### Problem description
Reproduce the whole listing, character for character.

### Extracted entries
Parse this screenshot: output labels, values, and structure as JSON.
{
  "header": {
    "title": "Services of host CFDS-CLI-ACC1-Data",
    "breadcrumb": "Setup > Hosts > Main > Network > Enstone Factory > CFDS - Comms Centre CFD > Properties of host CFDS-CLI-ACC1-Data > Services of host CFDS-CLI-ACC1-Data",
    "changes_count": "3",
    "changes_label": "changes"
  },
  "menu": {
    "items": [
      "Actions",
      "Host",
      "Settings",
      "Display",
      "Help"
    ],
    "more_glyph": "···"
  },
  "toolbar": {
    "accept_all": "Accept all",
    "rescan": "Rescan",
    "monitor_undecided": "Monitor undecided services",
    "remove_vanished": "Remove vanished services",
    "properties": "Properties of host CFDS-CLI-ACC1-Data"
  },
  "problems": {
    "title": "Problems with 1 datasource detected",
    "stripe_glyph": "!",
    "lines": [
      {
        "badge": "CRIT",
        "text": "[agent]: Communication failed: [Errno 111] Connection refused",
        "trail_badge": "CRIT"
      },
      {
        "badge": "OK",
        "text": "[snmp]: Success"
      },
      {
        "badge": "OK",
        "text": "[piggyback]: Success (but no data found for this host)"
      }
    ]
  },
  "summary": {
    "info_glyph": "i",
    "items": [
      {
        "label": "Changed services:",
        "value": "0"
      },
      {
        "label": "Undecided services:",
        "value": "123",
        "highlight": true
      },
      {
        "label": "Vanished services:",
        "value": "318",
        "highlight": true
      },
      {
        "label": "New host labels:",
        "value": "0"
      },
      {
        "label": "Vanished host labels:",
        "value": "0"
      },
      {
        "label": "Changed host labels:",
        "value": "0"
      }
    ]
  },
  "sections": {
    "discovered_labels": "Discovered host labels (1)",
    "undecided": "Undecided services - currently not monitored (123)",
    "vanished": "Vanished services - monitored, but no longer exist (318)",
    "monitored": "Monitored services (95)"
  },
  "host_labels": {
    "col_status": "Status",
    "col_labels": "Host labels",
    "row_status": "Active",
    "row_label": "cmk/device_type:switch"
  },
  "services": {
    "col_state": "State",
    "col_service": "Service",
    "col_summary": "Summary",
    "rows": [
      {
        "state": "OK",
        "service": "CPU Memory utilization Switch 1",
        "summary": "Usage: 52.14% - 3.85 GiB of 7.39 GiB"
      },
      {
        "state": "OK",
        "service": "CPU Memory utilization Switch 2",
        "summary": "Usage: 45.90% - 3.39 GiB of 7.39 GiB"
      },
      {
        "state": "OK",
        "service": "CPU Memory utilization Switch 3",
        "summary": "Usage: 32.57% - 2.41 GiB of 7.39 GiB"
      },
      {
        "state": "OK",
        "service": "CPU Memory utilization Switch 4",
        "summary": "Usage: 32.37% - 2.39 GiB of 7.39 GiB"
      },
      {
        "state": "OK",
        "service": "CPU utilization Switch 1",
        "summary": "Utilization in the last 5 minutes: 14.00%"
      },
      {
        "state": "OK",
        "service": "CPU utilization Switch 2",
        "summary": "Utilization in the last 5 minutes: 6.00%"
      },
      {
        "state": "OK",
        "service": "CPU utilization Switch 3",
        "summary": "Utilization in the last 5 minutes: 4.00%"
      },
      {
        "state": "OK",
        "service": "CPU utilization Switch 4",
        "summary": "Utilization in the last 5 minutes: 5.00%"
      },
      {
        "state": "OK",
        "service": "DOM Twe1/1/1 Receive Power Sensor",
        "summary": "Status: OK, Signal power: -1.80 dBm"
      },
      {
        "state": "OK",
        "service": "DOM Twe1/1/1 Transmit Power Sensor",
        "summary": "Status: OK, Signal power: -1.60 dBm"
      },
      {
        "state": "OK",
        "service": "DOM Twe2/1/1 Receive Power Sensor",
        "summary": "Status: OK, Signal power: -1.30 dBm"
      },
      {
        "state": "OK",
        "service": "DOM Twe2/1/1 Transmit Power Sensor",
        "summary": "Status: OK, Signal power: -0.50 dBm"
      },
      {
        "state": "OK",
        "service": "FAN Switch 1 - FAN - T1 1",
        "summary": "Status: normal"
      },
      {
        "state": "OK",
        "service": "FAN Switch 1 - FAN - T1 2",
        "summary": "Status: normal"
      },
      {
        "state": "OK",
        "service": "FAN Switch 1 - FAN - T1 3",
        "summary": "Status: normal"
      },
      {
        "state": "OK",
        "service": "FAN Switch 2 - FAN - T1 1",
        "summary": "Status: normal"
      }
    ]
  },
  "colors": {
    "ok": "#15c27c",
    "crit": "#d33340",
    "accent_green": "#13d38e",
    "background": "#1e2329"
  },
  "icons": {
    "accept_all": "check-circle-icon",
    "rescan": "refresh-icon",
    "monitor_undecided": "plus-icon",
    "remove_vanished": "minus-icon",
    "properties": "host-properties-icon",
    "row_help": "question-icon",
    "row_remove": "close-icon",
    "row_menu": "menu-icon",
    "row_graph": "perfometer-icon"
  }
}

### Exercise result
Parse this screenshot: output labels, values, and structure as JSON.
{
  "header": {
    "title": "Services of host CFDS-CLI-ACC1-Data",
    "breadcrumb": "Setup > Hosts > Main > Network > Enstone Factory > CFDS - Comms Centre CFD > Properties of host CFDS-CLI-ACC1-Data > Services of host CFDS-CLI-ACC1-Data",
    "changes_count": "3",
    "changes_label": "changes"
  },
  "menu": {
    "items": [
      "Actions",
      "Host",
      "Settings",
      "Display",
      "Help"
    ],
    "more_glyph": "···"
  },
  "toolbar": {
    "accept_all": "Accept all",
    "rescan": "Rescan",
    "monitor_undecided": "Monitor undecided services",
    "remove_vanished": "Remove vanished services",
    "properties": "Properties of host CFDS-CLI-ACC1-Data"
  },
  "problems": {
    "title": "Problems with 1 datasource detected",
    "stripe_glyph": "!",
    "lines": [
      {
        "badge": "CRIT",
        "text": "[agent]: Communication failed: [Errno 111] Connection refused",
        "trail_badge": "CRIT"
      },
      {
        "badge": "OK",
        "text": "[snmp]: Success"
      },
      {
        "badge": "OK",
        "text": "[piggyback]: Success (but no data found for this host)"
      }
    ]
  },
  "summary": {
    "info_glyph": "i",
    "items": [
      {
        "label": "Changed services:",
        "value": "0"
      },
      {
        "label": "Undecided services:",
        "value": "123",
        "highlight": true
      },
      {
        "label": "Vanished services:",
        "value": "318",
        "highlight": true
      },
      {
        "label": "New host labels:",
        "value": "0"
      },
      {
        "label": "Vanished host labels:",
        "value": "0"
      },
      {
        "label": "Changed host labels:",
        "value": "0"
      }
    ]
  },
  "sections": {
    "discovered_labels": "Discovered host labels (1)",
    "undecided": "Undecided services - currently not monitored (123)",
    "vanished": "Vanished services - monitored, but no longer exist (318)",
    "monitored": "Monitored services (95)"
  },
  "host_labels": {
    "col_status": "Status",
    "col_labels": "Host labels",
    "row_status": "Active",
    "row_label": "cmk/device_type:switch"
  },
  "services": {
    "col_state": "State",
    "col_service": "Service",
    "col_summary": "Summary",
    "rows": [
      {
        "state": "OK",
        "service": "CPU Memory utilization Switch 1",
        "summary": "Usage: 52.14% - 3.85 GiB of 7.39 GiB"
      },
      {
        "state": "OK",
        "service": "CPU Memory utilization Switch 2",
        "summary": "Usage: 45.90% - 3.39 GiB of 7.39 GiB"
      },
      {
        "state": "OK",
        "service": "CPU Memory utilization Switch 3",
        "summary": "Usage: 32.57% - 2.41 GiB of 7.39 GiB"
      },
      {
        "state": "OK",
        "service": "CPU Memory utilization Switch 4",
        "summary": "Usage: 32.37% - 2.39 GiB of 7.39 GiB"
      },
      {
        "state": "OK",
        "service": "CPU utilization Switch 1",
        "summary": "Utilization in the last 5 minutes: 14.00%"
      },
      {
        "state": "OK",
        "service": "CPU utilization Switch 2",
        "summary": "Utilization in the last 5 minutes: 6.00%"
      },
      {
        "state": "OK",
        "service": "CPU utilization Switch 3",
        "summary": "Utilization in the last 5 minutes: 4.00%"
      },
      {
        "state": "OK",
        "service": "CPU utilization Switch 4",
        "summary": "Utilization in the last 5 minutes: 5.00%"
      },
      {
        "state": "OK",
        "service": "DOM Twe1/1/1 Receive Power Sensor",
        "summary": "Status: OK, Signal power: -1.80 dBm"
      },
      {
        "state": "OK",
        "service": "DOM Twe1/1/1 Transmit Power Sensor",
        "summary": "Status: OK, Signal power: -1.60 dBm"
      },
      {
        "state": "OK",
        "service": "DOM Twe2/1/1 Receive Power Sensor",
        "summary": "Status: OK, Signal power: -1.30 dBm"
      },
      {
        "state": "OK",
        "service": "DOM Twe2/1/1 Transmit Power Sensor",
        "summary": "Status: OK, Signal power: -0.50 dBm"
      },
      {
        "state": "OK",
        "service": "FAN Switch 1 - FAN - T1 1",
        "summary": "Status: normal"
      },
      {
        "state": "OK",
        "service": "FAN Switch 1 - FAN - T1 2",
        "summary": "Status: normal"
      },
      {
        "state": "OK",
        "service": "FAN Switch 1 - FAN - T1 3",
        "summary": "Status: normal"
      },
      {
        "state": "OK",
        "service": "FAN Switch 2 - FAN - T1 1",
        "summary": "Status: normal"
      }
    ]
  },
  "colors": {
    "ok": "#15c27c",
    "crit": "#d33340",
    "accent_green": "#13d38e",
    "background": "#1e2329"
  },
  "icons": {
    "accept_all": "check-circle-icon",
    "rescan": "refresh-icon",
    "monitor_undecided": "plus-icon",
    "remove_vanished": "minus-icon",
    "properties": "host-properties-icon",
    "row_help": "question-icon",
    "row_remove": "close-icon",
    "row_menu": "menu-icon",
    "row_graph": "perfometer-icon"
  }
}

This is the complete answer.